• _WHAT YOU SHOULD DO_
Quote exactly, and only, the lines from the one containing "Output the underlying" through the end of the material below. Skip pictures.

+++ RAW RECORDS +++

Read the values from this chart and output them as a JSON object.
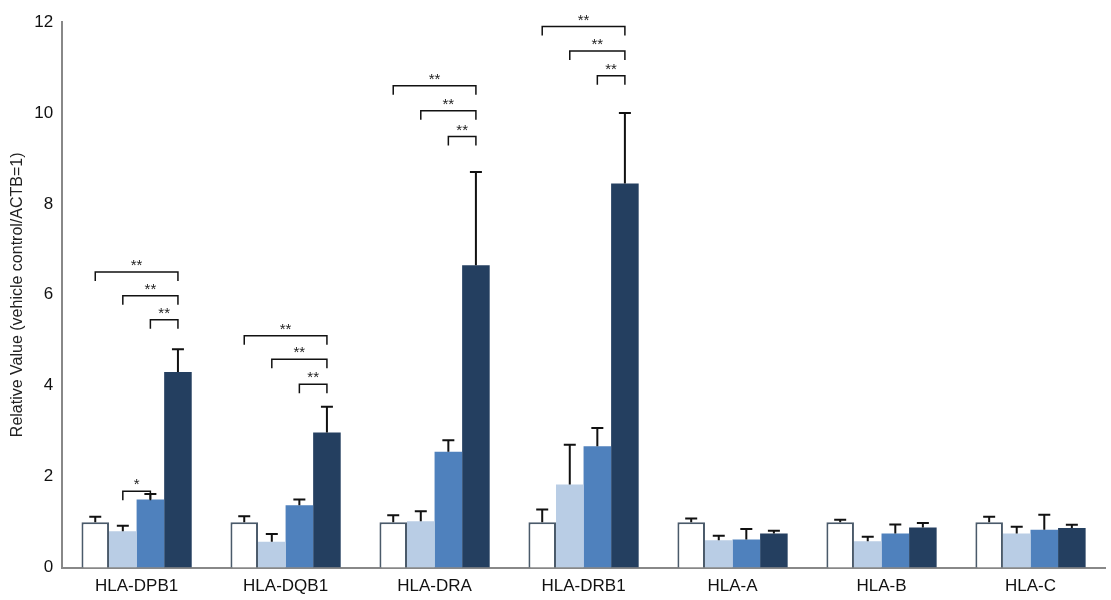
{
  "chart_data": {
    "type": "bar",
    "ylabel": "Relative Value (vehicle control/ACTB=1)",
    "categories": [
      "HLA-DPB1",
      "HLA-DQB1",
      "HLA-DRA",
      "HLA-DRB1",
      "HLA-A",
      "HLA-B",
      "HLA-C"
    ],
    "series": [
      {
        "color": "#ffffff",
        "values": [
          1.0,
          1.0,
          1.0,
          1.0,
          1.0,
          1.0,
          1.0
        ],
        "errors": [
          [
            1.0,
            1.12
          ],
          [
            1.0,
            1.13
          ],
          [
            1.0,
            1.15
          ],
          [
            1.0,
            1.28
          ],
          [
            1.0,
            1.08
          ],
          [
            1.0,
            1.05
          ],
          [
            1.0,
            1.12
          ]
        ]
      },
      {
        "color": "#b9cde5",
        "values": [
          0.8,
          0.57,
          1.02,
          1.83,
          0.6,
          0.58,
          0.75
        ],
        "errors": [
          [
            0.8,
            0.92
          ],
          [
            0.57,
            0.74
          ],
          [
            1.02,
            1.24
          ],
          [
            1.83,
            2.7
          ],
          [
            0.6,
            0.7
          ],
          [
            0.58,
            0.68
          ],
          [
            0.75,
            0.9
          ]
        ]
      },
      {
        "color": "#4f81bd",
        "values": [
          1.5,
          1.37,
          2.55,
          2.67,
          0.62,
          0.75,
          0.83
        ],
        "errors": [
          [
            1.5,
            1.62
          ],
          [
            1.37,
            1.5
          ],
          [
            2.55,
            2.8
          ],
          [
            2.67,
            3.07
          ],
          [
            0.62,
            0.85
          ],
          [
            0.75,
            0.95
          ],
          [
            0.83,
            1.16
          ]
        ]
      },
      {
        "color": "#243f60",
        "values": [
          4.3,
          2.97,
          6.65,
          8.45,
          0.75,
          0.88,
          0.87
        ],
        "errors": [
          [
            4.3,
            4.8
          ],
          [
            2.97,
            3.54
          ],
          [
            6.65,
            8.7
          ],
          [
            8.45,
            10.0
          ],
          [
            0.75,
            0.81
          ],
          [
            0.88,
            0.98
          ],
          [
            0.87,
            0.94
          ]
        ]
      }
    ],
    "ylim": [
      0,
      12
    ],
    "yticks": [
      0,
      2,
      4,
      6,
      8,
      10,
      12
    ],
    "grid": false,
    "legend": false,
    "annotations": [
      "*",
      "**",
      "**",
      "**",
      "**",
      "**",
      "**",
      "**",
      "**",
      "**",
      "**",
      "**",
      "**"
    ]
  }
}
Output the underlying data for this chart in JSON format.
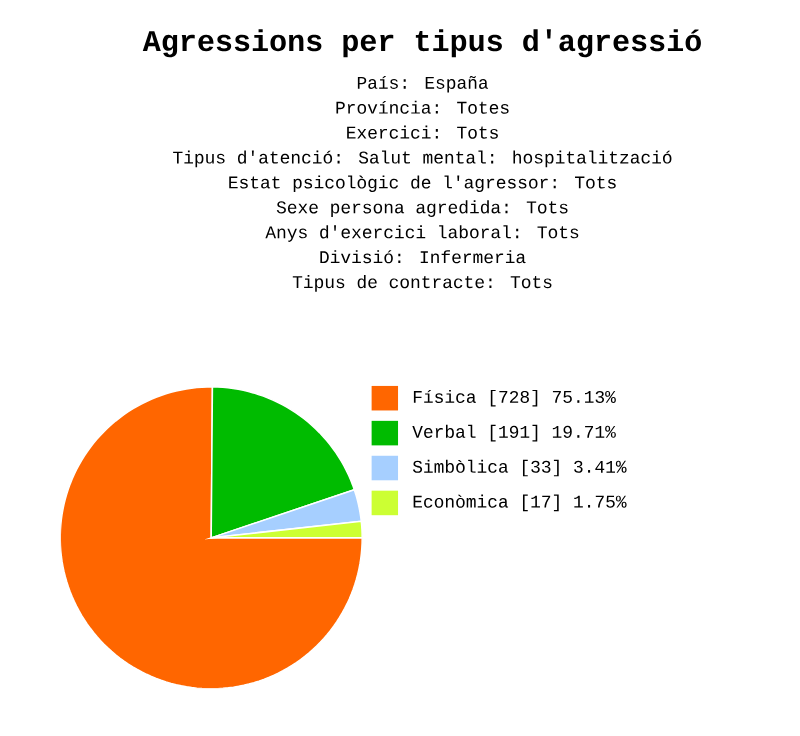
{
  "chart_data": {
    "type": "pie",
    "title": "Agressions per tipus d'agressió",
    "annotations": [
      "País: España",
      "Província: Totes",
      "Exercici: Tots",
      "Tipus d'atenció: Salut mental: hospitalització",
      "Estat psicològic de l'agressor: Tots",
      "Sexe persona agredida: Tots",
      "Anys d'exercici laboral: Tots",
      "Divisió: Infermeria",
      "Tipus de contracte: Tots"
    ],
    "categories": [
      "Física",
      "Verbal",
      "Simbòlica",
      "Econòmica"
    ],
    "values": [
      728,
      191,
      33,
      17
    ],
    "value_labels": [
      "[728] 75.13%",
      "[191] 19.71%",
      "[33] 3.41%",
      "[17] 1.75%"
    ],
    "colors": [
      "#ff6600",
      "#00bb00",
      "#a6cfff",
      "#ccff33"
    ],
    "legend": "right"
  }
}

+++

• _FULL ANSWER_
Output the underlying data for this chart in JSON format.
{
  "chart_data": {
    "type": "pie",
    "title": "Agressions per tipus d'agressió",
    "annotations": [
      "País: España",
      "Província: Totes",
      "Exercici: Tots",
      "Tipus d'atenció: Salut mental: hospitalització",
      "Estat psicològic de l'agressor: Tots",
      "Sexe persona agredida: Tots",
      "Anys d'exercici laboral: Tots",
      "Divisió: Infermeria",
      "Tipus de contracte: Tots"
    ],
    "categories": [
      "Física",
      "Verbal",
      "Simbòlica",
      "Econòmica"
    ],
    "values": [
      728,
      191,
      33,
      17
    ],
    "value_labels": [
      "[728] 75.13%",
      "[191] 19.71%",
      "[33] 3.41%",
      "[17] 1.75%"
    ],
    "colors": [
      "#ff6600",
      "#00bb00",
      "#a6cfff",
      "#ccff33"
    ],
    "legend": "right"
  }
}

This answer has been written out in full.